Extracted data entries
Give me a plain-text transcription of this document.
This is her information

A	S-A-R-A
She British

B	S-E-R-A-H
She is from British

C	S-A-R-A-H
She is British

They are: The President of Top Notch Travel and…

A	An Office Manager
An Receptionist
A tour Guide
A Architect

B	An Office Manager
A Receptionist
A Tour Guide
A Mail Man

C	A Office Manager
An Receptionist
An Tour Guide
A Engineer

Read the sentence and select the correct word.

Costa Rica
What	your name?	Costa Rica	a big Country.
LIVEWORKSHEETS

■ Problem
Extract the complete listing above, reproducing each line exactly.

■ Solved problem
Give me a plain-text transcription of this document.
This is her information

A	S-A-R-A
She British

B	S-E-R-A-H
She is from British

C	S-A-R-A-H
She is British

They are: The President of Top Notch Travel and…

A	An Office Manager
An Receptionist
A tour Guide
A Architect

B	An Office Manager
A Receptionist
A Tour Guide
A Mail Man

C	A Office Manager
An Receptionist
An Tour Guide
A Engineer

Read the sentence and select the correct word.

Costa Rica
What	your name?	Costa Rica	a big Country.
LIVEWORKSHEETS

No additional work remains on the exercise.